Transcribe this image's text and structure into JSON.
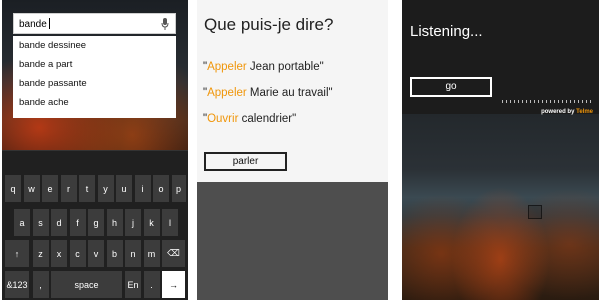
{
  "panel1": {
    "search": {
      "value": "bande"
    },
    "suggestions": [
      "bande dessinee",
      "bande a part",
      "bande passante",
      "bande ache"
    ],
    "keyboard": {
      "row1": [
        "q",
        "w",
        "e",
        "r",
        "t",
        "y",
        "u",
        "i",
        "o",
        "p"
      ],
      "row2": [
        "a",
        "s",
        "d",
        "f",
        "g",
        "h",
        "j",
        "k",
        "l"
      ],
      "row3": [
        "↑",
        "z",
        "x",
        "c",
        "v",
        "b",
        "n",
        "m",
        "⌫"
      ],
      "row4": {
        "symbols": "&123",
        "comma": ",",
        "space": "space",
        "lang": "En",
        "period": ".",
        "enter": "→"
      }
    }
  },
  "panel2": {
    "title": "Que puis-je dire?",
    "commands": [
      {
        "open_quote": "\"",
        "verb": "Appeler",
        "rest": " Jean portable\""
      },
      {
        "open_quote": "\"",
        "verb": "Appeler",
        "rest": " Marie au travail\""
      },
      {
        "open_quote": "\"",
        "verb": "Ouvrir",
        "rest": " calendrier\""
      }
    ],
    "button": "parler",
    "accent_color": "#f0960a"
  },
  "panel3": {
    "title": "Listening...",
    "button": "go",
    "powered_by": "powered by",
    "brand": "Telme",
    "accent_color": "#f0960a"
  }
}
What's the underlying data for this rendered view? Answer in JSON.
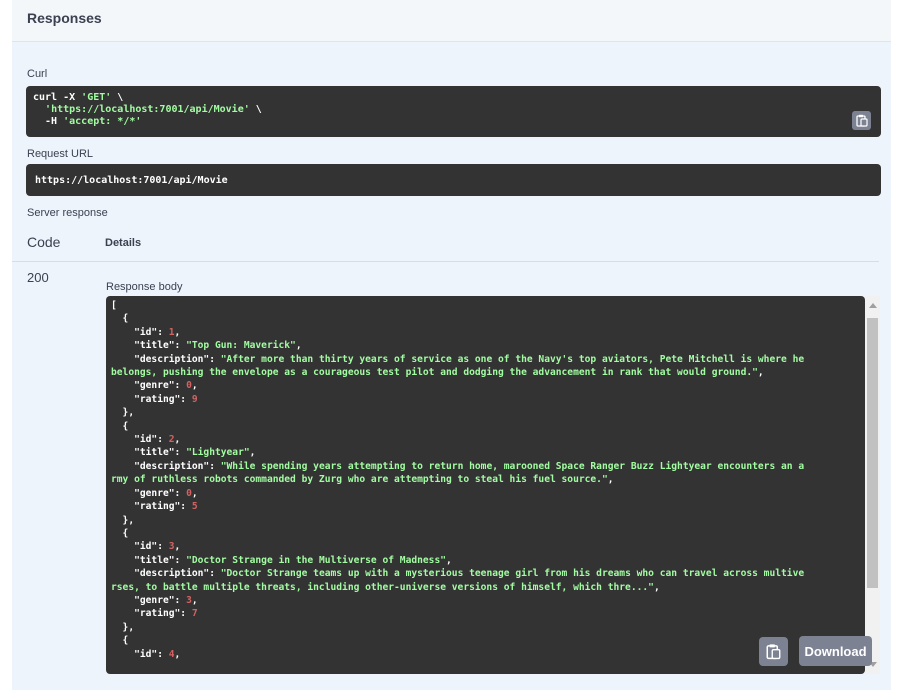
{
  "section_title": "Responses",
  "curl": {
    "label": "Curl",
    "line1": "curl -X ",
    "method": "'GET'",
    "line1_end": " \\",
    "url": "'https://localhost:7001/api/Movie'",
    "url_end": " \\",
    "header_flag": "  -H ",
    "header": "'accept: */*'"
  },
  "request_url": {
    "label": "Request URL",
    "value": "https://localhost:7001/api/Movie"
  },
  "server_response": {
    "label": "Server response",
    "code_header": "Code",
    "details_header": "Details",
    "code": "200",
    "body_label": "Response body"
  },
  "movies": [
    {
      "id": "1",
      "title": "\"Top Gun: Maverick\"",
      "description_1": "\"After more than thirty years of service as one of the Navy's top aviators, Pete Mitchell is where he",
      "description_2": "belongs, pushing the envelope as a courageous test pilot and dodging the advancement in rank that would ground.\"",
      "genre": "0",
      "rating": "9"
    },
    {
      "id": "2",
      "title": "\"Lightyear\"",
      "description_1": "\"While spending years attempting to return home, marooned Space Ranger Buzz Lightyear encounters an a",
      "description_2": "rmy of ruthless robots commanded by Zurg who are attempting to steal his fuel source.\"",
      "genre": "0",
      "rating": "5"
    },
    {
      "id": "3",
      "title": "\"Doctor Strange in the Multiverse of Madness\"",
      "description_1": "\"Doctor Strange teams up with a mysterious teenage girl from his dreams who can travel across multive",
      "description_2": "rses, to battle multiple threats, including other-universe versions of himself, which thre...\"",
      "genre": "3",
      "rating": "7"
    },
    {
      "id": "4"
    }
  ],
  "json_syntax": {
    "open_bracket": "[",
    "open_brace": "  {",
    "close_brace": "  },",
    "id_key": "    \"id\": ",
    "title_key": "    \"title\": ",
    "description_key": "    \"description\": ",
    "genre_key": "    \"genre\": ",
    "rating_key": "    \"rating\": ",
    "comma": ","
  },
  "buttons": {
    "download": "Download"
  },
  "icons": {
    "copy": "clipboard-icon",
    "scroll_up": "scroll-up-arrow-icon",
    "scroll_down": "scroll-down-arrow-icon"
  },
  "colors": {
    "code_bg": "#333333",
    "string": "#a2fca2",
    "number": "#d36363",
    "button": "#7d8293"
  }
}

+---+

= Written exercise =
Pick out each line in the material containing "localhost".

= Exercise output =
    "url": "'https://localhost:7001/api/Movie'",
    "value": "https://localhost:7001/api/Movie"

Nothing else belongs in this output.